[begin DATA ENTRIES]
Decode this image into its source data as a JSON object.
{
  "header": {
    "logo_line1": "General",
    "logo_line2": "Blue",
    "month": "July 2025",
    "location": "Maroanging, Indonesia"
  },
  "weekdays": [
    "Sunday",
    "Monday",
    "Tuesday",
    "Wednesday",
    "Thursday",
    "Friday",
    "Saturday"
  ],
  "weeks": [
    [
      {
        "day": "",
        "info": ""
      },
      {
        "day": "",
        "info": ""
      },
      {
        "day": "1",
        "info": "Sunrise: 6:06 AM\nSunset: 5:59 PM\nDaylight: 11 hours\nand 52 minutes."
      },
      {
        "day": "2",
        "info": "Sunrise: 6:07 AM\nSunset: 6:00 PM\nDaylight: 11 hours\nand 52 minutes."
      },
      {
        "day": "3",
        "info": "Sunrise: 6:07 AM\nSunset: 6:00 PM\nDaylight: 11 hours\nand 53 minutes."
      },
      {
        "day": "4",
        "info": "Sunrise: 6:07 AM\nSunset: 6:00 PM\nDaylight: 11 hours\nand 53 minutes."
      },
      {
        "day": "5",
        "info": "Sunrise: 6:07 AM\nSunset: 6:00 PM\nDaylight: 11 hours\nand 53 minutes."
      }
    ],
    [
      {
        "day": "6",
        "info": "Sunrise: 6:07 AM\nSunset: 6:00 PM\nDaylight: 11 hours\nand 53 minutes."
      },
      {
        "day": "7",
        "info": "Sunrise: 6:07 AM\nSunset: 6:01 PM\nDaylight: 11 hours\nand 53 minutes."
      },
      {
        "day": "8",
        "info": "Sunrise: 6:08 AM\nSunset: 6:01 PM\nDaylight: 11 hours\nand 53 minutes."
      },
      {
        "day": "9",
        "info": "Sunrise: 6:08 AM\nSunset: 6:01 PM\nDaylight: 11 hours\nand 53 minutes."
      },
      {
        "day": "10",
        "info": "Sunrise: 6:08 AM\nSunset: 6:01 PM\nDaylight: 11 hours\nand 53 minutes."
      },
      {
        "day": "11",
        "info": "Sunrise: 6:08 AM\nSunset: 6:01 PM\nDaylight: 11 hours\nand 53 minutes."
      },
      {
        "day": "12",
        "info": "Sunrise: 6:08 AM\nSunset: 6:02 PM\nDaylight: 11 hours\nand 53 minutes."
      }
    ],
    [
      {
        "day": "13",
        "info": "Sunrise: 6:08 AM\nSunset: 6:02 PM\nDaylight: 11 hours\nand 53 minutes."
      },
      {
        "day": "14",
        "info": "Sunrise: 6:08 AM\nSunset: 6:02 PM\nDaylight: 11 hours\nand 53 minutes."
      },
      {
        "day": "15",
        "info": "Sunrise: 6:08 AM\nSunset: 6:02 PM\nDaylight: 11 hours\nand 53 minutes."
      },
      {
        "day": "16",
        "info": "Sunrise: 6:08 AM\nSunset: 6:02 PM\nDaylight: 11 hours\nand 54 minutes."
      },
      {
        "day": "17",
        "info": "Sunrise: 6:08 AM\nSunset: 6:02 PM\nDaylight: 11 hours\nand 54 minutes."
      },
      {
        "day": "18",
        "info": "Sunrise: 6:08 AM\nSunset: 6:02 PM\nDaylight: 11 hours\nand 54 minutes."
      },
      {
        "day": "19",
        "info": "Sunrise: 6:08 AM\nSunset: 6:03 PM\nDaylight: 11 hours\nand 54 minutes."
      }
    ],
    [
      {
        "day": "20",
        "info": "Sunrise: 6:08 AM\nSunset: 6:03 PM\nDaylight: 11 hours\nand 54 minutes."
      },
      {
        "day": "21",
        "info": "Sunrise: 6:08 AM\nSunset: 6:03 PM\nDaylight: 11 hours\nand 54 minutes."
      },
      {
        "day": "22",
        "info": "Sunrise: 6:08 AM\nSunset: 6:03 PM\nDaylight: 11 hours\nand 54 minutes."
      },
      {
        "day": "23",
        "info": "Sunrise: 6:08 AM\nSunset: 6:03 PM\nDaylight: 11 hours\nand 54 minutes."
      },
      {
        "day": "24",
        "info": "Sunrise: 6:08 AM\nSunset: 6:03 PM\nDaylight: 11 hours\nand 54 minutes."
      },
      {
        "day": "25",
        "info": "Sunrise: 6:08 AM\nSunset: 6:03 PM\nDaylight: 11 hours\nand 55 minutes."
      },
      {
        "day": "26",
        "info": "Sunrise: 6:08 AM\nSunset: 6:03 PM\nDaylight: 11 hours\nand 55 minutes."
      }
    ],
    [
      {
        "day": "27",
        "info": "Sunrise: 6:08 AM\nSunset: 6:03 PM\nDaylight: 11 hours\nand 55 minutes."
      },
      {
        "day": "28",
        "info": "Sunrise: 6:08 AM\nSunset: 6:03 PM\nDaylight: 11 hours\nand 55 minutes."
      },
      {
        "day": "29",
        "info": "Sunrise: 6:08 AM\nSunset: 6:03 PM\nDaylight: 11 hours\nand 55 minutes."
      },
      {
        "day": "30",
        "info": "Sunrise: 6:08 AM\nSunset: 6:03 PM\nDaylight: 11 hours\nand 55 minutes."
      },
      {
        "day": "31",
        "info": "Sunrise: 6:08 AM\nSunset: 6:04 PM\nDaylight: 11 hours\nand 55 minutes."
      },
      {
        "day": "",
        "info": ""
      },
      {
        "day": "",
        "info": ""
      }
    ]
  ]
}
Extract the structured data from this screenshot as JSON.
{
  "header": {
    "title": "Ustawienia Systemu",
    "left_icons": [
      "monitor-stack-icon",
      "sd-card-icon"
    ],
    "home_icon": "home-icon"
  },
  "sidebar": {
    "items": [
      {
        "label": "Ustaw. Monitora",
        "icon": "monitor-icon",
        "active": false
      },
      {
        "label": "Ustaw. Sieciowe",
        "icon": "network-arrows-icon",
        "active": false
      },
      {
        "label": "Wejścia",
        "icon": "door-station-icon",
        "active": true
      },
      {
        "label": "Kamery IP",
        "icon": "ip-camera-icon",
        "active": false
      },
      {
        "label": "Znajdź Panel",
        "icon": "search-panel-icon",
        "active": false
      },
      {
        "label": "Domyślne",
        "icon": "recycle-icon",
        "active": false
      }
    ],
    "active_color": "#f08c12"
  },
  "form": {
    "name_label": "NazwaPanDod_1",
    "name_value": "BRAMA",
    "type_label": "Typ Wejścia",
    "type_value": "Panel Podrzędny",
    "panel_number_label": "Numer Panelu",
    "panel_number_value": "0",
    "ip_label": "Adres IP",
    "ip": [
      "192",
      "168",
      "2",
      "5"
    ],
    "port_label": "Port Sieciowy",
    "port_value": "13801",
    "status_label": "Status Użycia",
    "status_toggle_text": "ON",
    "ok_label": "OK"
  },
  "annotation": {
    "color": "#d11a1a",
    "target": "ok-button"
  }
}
[end DATA ENTRIES]
YOUR INSTRUCTIONS: Copy the material above back out, exactly as written.

COMPLETE OUTPUT:
Decode this image into its source data as a JSON object.
{
  "header": {
    "logo_line1": "General",
    "logo_line2": "Blue",
    "month": "July 2025",
    "location": "Maroanging, Indonesia"
  },
  "weekdays": [
    "Sunday",
    "Monday",
    "Tuesday",
    "Wednesday",
    "Thursday",
    "Friday",
    "Saturday"
  ],
  "weeks": [
    [
      {
        "day": "",
        "info": ""
      },
      {
        "day": "",
        "info": ""
      },
      {
        "day": "1",
        "info": "Sunrise: 6:06 AM\nSunset: 5:59 PM\nDaylight: 11 hours\nand 52 minutes."
      },
      {
        "day": "2",
        "info": "Sunrise: 6:07 AM\nSunset: 6:00 PM\nDaylight: 11 hours\nand 52 minutes."
      },
      {
        "day": "3",
        "info": "Sunrise: 6:07 AM\nSunset: 6:00 PM\nDaylight: 11 hours\nand 53 minutes."
      },
      {
        "day": "4",
        "info": "Sunrise: 6:07 AM\nSunset: 6:00 PM\nDaylight: 11 hours\nand 53 minutes."
      },
      {
        "day": "5",
        "info": "Sunrise: 6:07 AM\nSunset: 6:00 PM\nDaylight: 11 hours\nand 53 minutes."
      }
    ],
    [
      {
        "day": "6",
        "info": "Sunrise: 6:07 AM\nSunset: 6:00 PM\nDaylight: 11 hours\nand 53 minutes."
      },
      {
        "day": "7",
        "info": "Sunrise: 6:07 AM\nSunset: 6:01 PM\nDaylight: 11 hours\nand 53 minutes."
      },
      {
        "day": "8",
        "info": "Sunrise: 6:08 AM\nSunset: 6:01 PM\nDaylight: 11 hours\nand 53 minutes."
      },
      {
        "day": "9",
        "info": "Sunrise: 6:08 AM\nSunset: 6:01 PM\nDaylight: 11 hours\nand 53 minutes."
      },
      {
        "day": "10",
        "info": "Sunrise: 6:08 AM\nSunset: 6:01 PM\nDaylight: 11 hours\nand 53 minutes."
      },
      {
        "day": "11",
        "info": "Sunrise: 6:08 AM\nSunset: 6:01 PM\nDaylight: 11 hours\nand 53 minutes."
      },
      {
        "day": "12",
        "info": "Sunrise: 6:08 AM\nSunset: 6:02 PM\nDaylight: 11 hours\nand 53 minutes."
      }
    ],
    [
      {
        "day": "13",
        "info": "Sunrise: 6:08 AM\nSunset: 6:02 PM\nDaylight: 11 hours\nand 53 minutes."
      },
      {
        "day": "14",
        "info": "Sunrise: 6:08 AM\nSunset: 6:02 PM\nDaylight: 11 hours\nand 53 minutes."
      },
      {
        "day": "15",
        "info": "Sunrise: 6:08 AM\nSunset: 6:02 PM\nDaylight: 11 hours\nand 53 minutes."
      },
      {
        "day": "16",
        "info": "Sunrise: 6:08 AM\nSunset: 6:02 PM\nDaylight: 11 hours\nand 54 minutes."
      },
      {
        "day": "17",
        "info": "Sunrise: 6:08 AM\nSunset: 6:02 PM\nDaylight: 11 hours\nand 54 minutes."
      },
      {
        "day": "18",
        "info": "Sunrise: 6:08 AM\nSunset: 6:02 PM\nDaylight: 11 hours\nand 54 minutes."
      },
      {
        "day": "19",
        "info": "Sunrise: 6:08 AM\nSunset: 6:03 PM\nDaylight: 11 hours\nand 54 minutes."
      }
    ],
    [
      {
        "day": "20",
        "info": "Sunrise: 6:08 AM\nSunset: 6:03 PM\nDaylight: 11 hours\nand 54 minutes."
      },
      {
        "day": "21",
        "info": "Sunrise: 6:08 AM\nSunset: 6:03 PM\nDaylight: 11 hours\nand 54 minutes."
      },
      {
        "day": "22",
        "info": "Sunrise: 6:08 AM\nSunset: 6:03 PM\nDaylight: 11 hours\nand 54 minutes."
      },
      {
        "day": "23",
        "info": "Sunrise: 6:08 AM\nSunset: 6:03 PM\nDaylight: 11 hours\nand 54 minutes."
      },
      {
        "day": "24",
        "info": "Sunrise: 6:08 AM\nSunset: 6:03 PM\nDaylight: 11 hours\nand 54 minutes."
      },
      {
        "day": "25",
        "info": "Sunrise: 6:08 AM\nSunset: 6:03 PM\nDaylight: 11 hours\nand 55 minutes."
      },
      {
        "day": "26",
        "info": "Sunrise: 6:08 AM\nSunset: 6:03 PM\nDaylight: 11 hours\nand 55 minutes."
      }
    ],
    [
      {
        "day": "27",
        "info": "Sunrise: 6:08 AM\nSunset: 6:03 PM\nDaylight: 11 hours\nand 55 minutes."
      },
      {
        "day": "28",
        "info": "Sunrise: 6:08 AM\nSunset: 6:03 PM\nDaylight: 11 hours\nand 55 minutes."
      },
      {
        "day": "29",
        "info": "Sunrise: 6:08 AM\nSunset: 6:03 PM\nDaylight: 11 hours\nand 55 minutes."
      },
      {
        "day": "30",
        "info": "Sunrise: 6:08 AM\nSunset: 6:03 PM\nDaylight: 11 hours\nand 55 minutes."
      },
      {
        "day": "31",
        "info": "Sunrise: 6:08 AM\nSunset: 6:04 PM\nDaylight: 11 hours\nand 55 minutes."
      },
      {
        "day": "",
        "info": ""
      },
      {
        "day": "",
        "info": ""
      }
    ]
  ]
}
Extract the structured data from this screenshot as JSON.
{
  "header": {
    "title": "Ustawienia Systemu",
    "left_icons": [
      "monitor-stack-icon",
      "sd-card-icon"
    ],
    "home_icon": "home-icon"
  },
  "sidebar": {
    "items": [
      {
        "label": "Ustaw. Monitora",
        "icon": "monitor-icon",
        "active": false
      },
      {
        "label": "Ustaw. Sieciowe",
        "icon": "network-arrows-icon",
        "active": false
      },
      {
        "label": "Wejścia",
        "icon": "door-station-icon",
        "active": true
      },
      {
        "label": "Kamery IP",
        "icon": "ip-camera-icon",
        "active": false
      },
      {
        "label": "Znajdź Panel",
        "icon": "search-panel-icon",
        "active": false
      },
      {
        "label": "Domyślne",
        "icon": "recycle-icon",
        "active": false
      }
    ],
    "active_color": "#f08c12"
  },
  "form": {
    "name_label": "NazwaPanDod_1",
    "name_value": "BRAMA",
    "type_label": "Typ Wejścia",
    "type_value": "Panel Podrzędny",
    "panel_number_label": "Numer Panelu",
    "panel_number_value": "0",
    "ip_label": "Adres IP",
    "ip": [
      "192",
      "168",
      "2",
      "5"
    ],
    "port_label": "Port Sieciowy",
    "port_value": "13801",
    "status_label": "Status Użycia",
    "status_toggle_text": "ON",
    "ok_label": "OK"
  },
  "annotation": {
    "color": "#d11a1a",
    "target": "ok-button"
  }
}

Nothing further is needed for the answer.